• GIVEN EXERCISE
Return every line below as is, leaving out the pictures.

(Saved entries)

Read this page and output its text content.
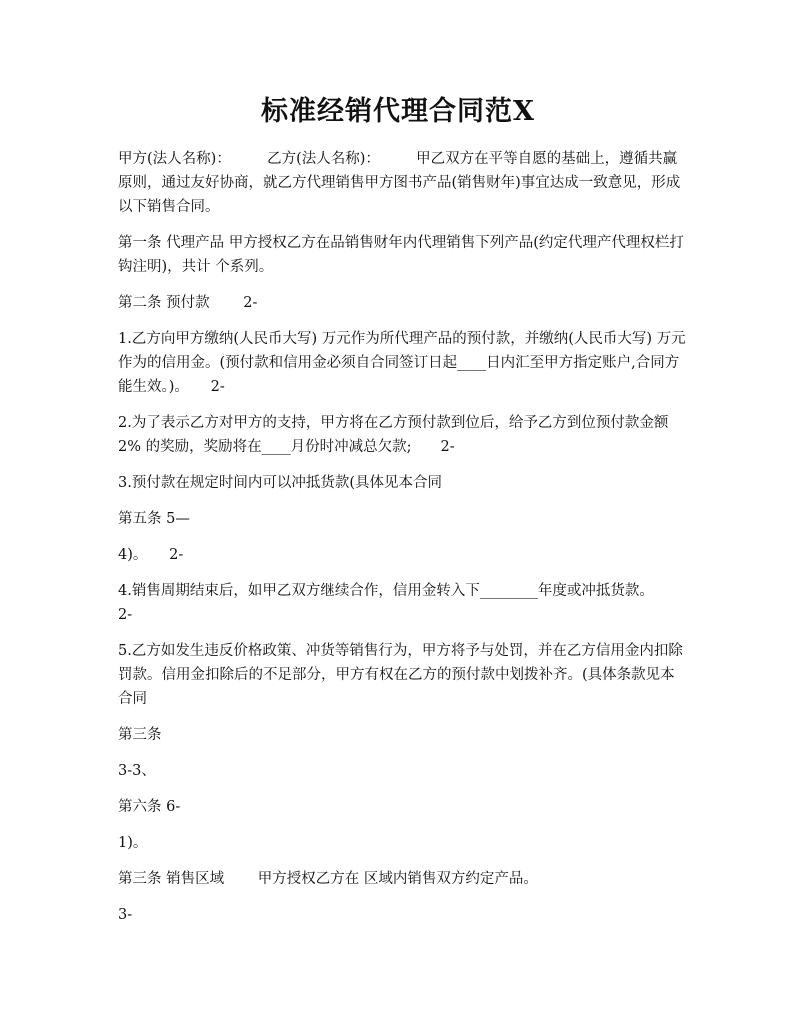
标准经销代理合同范X

甲方(法人名称)：　　　乙方(法人名称)：　　　甲乙双方在平等自愿的基础上，遵循共赢原则，通过友好协商，就乙方代理销售甲方图书产品(销售财年)事宜达成一致意见，形成以下销售合同。

第一条 代理产品 甲方授权乙方在品销售财年内代理销售下列产品(约定代理产代理权栏打钩注明)，共计 个系列。

第二条 预付款　　 2-

1.乙方向甲方缴纳(人民币大写) 万元作为所代理产品的预付款，并缴纳(人民币大写) 万元作为的信用金。(预付款和信用金必须自合同签订日起____日内汇至甲方指定账户,合同方能生效。)。　　2-

2.为了表示乙方对甲方的支持，甲方将在乙方预付款到位后，给予乙方到位预付款金额 2% 的奖励，奖励将在____月份时冲减总欠款;　　2-

3.预付款在规定时间内可以冲抵货款(具体见本合同

第五条 5—

4)。　　2-

4.销售周期结束后，如甲乙双方继续合作，信用金转入下________年度或冲抵货款。　　2-

5.乙方如发生违反价格政策、冲货等销售行为，甲方将予与处罚，并在乙方信用金内扣除罚款。信用金扣除后的不足部分，甲方有权在乙方的预付款中划拨补齐。(具体条款见本合同

第三条

3-3、

第六条 6-

1)。

第三条 销售区域　　 甲方授权乙方在 区域内销售双方约定产品。

3-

• RESPONSE
Read this page and output its text content.
标准经销代理合同范X

甲方(法人名称)：　　　乙方(法人名称)：　　　甲乙双方在平等自愿的基础上，遵循共赢原则，通过友好协商，就乙方代理销售甲方图书产品(销售财年)事宜达成一致意见，形成以下销售合同。

第一条 代理产品 甲方授权乙方在品销售财年内代理销售下列产品(约定代理产代理权栏打钩注明)，共计 个系列。

第二条 预付款　　 2-

1.乙方向甲方缴纳(人民币大写) 万元作为所代理产品的预付款，并缴纳(人民币大写) 万元作为的信用金。(预付款和信用金必须自合同签订日起____日内汇至甲方指定账户,合同方能生效。)。　　2-

2.为了表示乙方对甲方的支持，甲方将在乙方预付款到位后，给予乙方到位预付款金额 2% 的奖励，奖励将在____月份时冲减总欠款;　　2-

3.预付款在规定时间内可以冲抵货款(具体见本合同

第五条 5—

4)。　　2-

4.销售周期结束后，如甲乙双方继续合作，信用金转入下________年度或冲抵货款。　　2-

5.乙方如发生违反价格政策、冲货等销售行为，甲方将予与处罚，并在乙方信用金内扣除罚款。信用金扣除后的不足部分，甲方有权在乙方的预付款中划拨补齐。(具体条款见本合同

第三条

3-3、

第六条 6-

1)。

第三条 销售区域　　 甲方授权乙方在 区域内销售双方约定产品。

3-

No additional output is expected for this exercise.